WORK INSTRUCTIONS |
Beneath this task is a listing. State how many of its lines include the string "jalur", giving nothing but the number.

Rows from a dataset
*-*-*
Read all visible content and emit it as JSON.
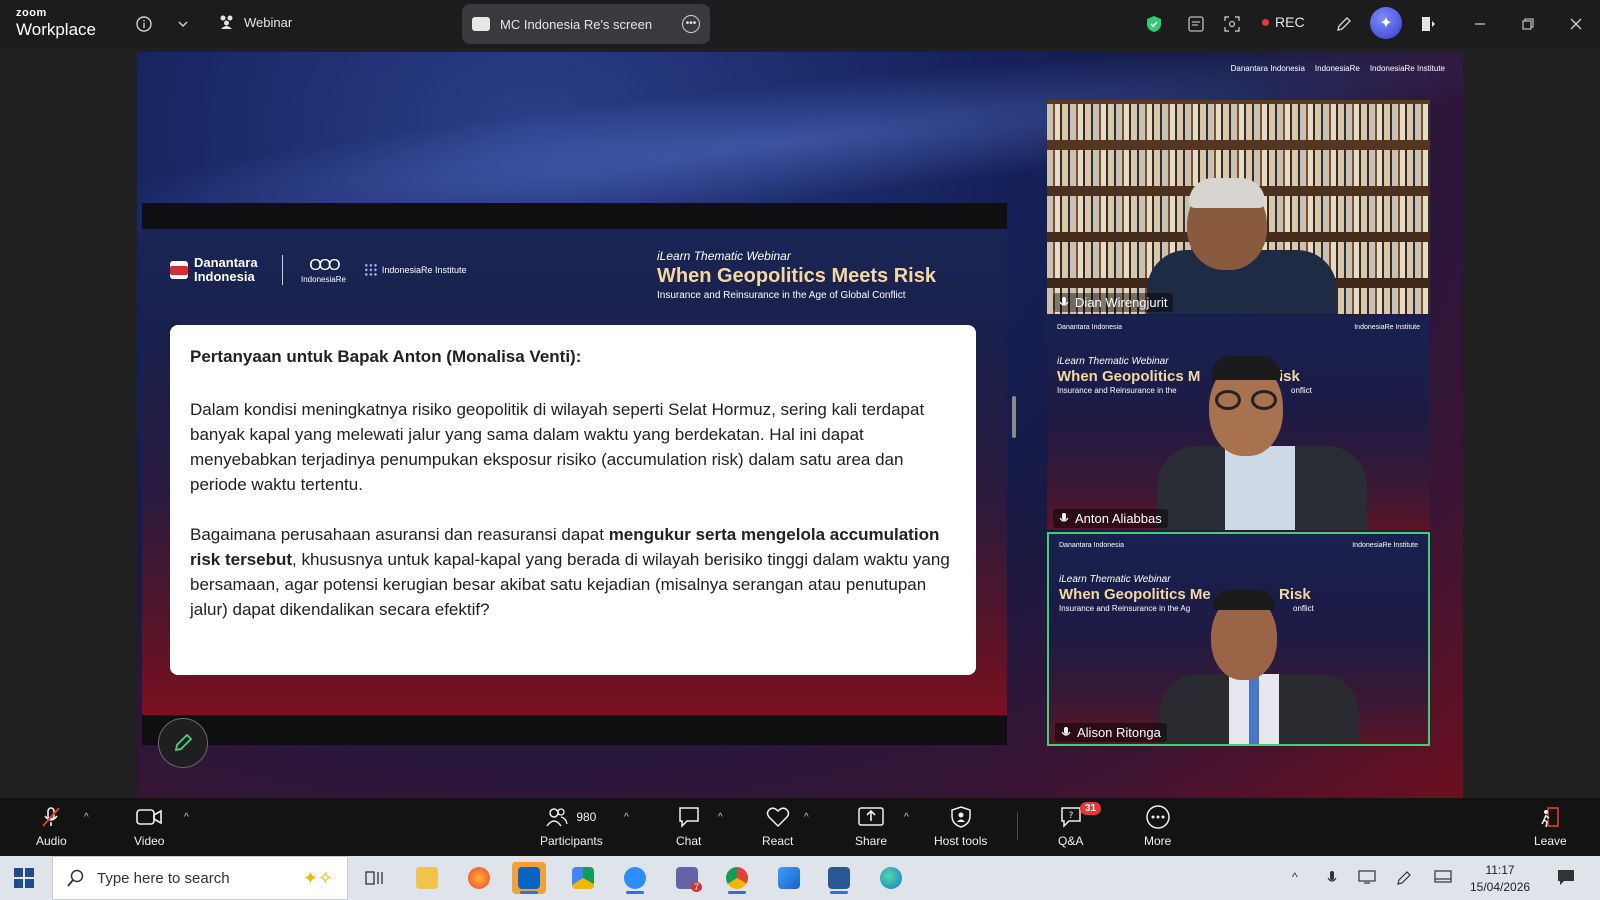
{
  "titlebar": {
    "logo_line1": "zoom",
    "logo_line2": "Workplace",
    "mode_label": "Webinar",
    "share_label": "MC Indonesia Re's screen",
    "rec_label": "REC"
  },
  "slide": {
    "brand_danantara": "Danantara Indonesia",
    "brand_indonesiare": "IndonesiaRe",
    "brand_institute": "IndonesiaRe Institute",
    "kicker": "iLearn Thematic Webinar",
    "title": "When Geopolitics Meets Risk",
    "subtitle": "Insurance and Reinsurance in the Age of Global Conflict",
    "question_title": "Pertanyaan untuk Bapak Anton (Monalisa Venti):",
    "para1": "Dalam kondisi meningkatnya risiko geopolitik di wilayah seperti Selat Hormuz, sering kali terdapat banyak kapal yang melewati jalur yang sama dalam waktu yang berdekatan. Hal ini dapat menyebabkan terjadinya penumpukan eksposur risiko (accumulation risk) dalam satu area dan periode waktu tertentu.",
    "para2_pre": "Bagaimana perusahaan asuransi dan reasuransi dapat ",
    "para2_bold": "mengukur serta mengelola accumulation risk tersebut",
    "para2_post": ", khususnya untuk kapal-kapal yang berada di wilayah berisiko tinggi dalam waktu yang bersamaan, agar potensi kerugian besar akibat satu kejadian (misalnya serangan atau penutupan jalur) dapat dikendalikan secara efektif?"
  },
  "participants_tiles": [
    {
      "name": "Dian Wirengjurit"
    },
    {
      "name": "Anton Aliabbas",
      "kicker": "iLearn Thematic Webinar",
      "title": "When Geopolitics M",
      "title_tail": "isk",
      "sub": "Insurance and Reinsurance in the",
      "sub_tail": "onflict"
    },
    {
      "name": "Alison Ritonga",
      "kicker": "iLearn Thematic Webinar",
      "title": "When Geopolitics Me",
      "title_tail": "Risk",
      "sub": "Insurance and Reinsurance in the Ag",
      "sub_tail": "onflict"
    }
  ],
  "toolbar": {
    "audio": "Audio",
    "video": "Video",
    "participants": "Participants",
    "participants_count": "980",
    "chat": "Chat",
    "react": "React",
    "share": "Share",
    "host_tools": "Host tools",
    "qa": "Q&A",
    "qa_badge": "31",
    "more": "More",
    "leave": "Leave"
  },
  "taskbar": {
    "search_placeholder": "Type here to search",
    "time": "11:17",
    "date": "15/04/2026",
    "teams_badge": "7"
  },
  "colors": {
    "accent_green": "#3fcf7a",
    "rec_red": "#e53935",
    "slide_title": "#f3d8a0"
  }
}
*-*-*
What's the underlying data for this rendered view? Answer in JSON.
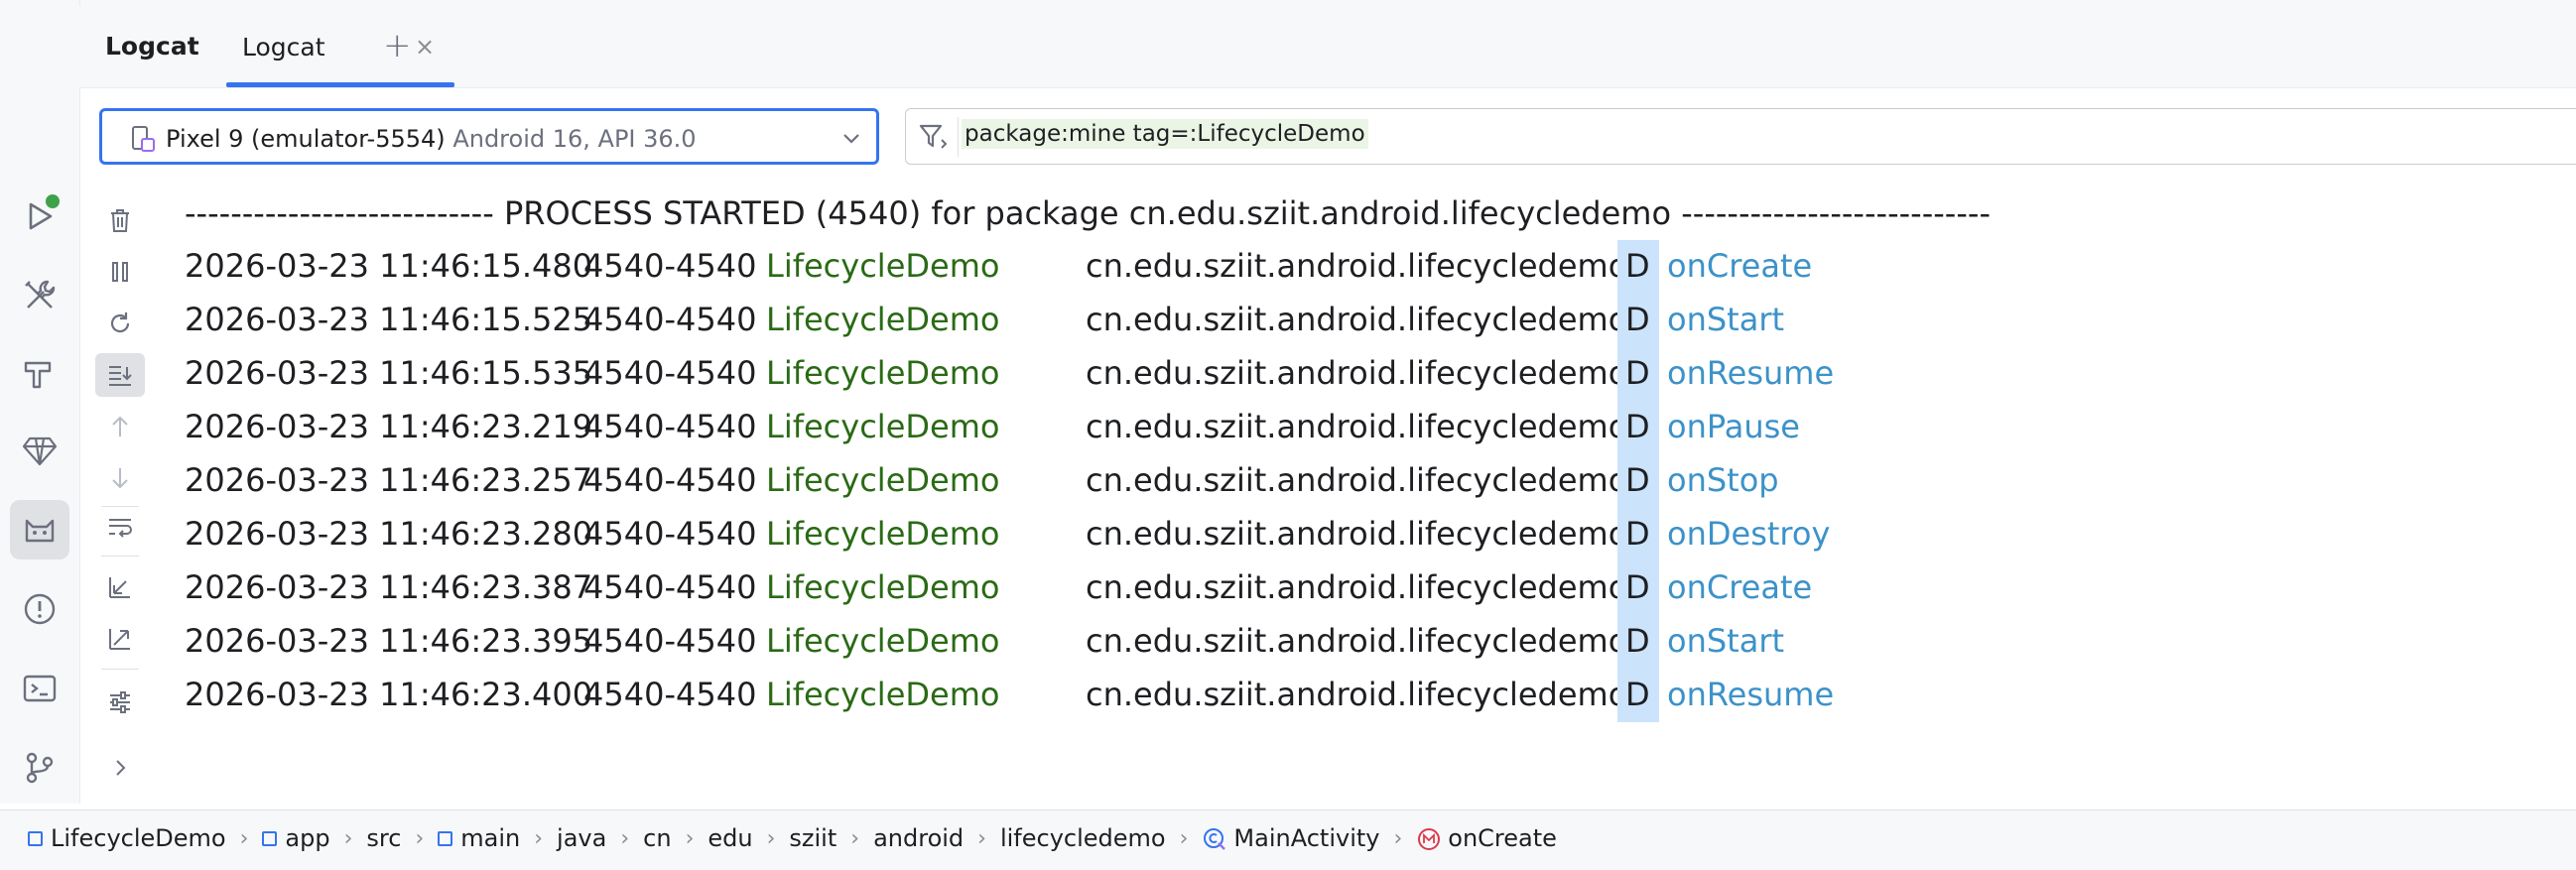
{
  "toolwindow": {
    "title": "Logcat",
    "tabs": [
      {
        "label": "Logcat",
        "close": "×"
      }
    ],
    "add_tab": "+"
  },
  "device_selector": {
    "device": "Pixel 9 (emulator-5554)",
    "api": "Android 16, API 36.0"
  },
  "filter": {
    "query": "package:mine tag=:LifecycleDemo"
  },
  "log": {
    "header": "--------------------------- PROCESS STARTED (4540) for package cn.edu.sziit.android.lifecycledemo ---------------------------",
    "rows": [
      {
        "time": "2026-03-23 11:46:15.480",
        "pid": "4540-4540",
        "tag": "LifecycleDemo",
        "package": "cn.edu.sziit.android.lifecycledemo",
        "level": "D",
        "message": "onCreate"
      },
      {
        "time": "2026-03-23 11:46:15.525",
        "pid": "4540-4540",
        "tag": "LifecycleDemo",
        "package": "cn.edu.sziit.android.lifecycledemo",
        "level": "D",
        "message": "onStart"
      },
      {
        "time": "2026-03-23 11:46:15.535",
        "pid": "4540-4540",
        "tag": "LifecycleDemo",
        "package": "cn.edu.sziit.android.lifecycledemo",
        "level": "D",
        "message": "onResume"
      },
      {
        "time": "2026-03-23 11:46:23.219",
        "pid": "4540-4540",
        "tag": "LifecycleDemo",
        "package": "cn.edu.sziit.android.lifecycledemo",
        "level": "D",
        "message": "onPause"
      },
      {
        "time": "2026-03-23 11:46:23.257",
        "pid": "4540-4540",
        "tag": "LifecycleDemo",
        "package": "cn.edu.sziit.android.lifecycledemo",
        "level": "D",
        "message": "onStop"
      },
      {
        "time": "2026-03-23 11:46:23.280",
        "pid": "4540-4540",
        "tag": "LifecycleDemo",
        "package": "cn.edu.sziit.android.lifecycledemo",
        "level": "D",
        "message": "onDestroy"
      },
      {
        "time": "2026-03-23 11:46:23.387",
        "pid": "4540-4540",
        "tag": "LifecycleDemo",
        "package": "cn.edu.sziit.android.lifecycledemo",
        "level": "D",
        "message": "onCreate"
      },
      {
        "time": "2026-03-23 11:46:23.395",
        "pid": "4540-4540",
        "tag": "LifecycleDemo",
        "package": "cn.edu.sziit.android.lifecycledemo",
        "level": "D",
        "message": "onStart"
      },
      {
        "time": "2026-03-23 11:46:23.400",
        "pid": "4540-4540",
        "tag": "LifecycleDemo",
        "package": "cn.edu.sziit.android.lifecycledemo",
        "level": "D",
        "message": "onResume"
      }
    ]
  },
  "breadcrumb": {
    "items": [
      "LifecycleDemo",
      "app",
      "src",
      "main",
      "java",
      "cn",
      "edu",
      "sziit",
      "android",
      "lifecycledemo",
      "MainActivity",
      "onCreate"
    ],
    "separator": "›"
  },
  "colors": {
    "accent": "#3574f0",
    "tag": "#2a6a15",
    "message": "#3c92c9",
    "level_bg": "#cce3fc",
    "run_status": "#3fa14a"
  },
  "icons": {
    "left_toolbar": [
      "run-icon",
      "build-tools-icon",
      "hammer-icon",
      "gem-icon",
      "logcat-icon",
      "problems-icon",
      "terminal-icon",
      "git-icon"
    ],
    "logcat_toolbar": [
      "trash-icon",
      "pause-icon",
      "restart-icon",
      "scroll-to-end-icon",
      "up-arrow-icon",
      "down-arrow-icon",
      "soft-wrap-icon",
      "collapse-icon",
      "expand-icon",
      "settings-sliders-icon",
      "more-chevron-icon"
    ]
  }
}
*-*-*
RESULT FOR THIS EXERCISE |
2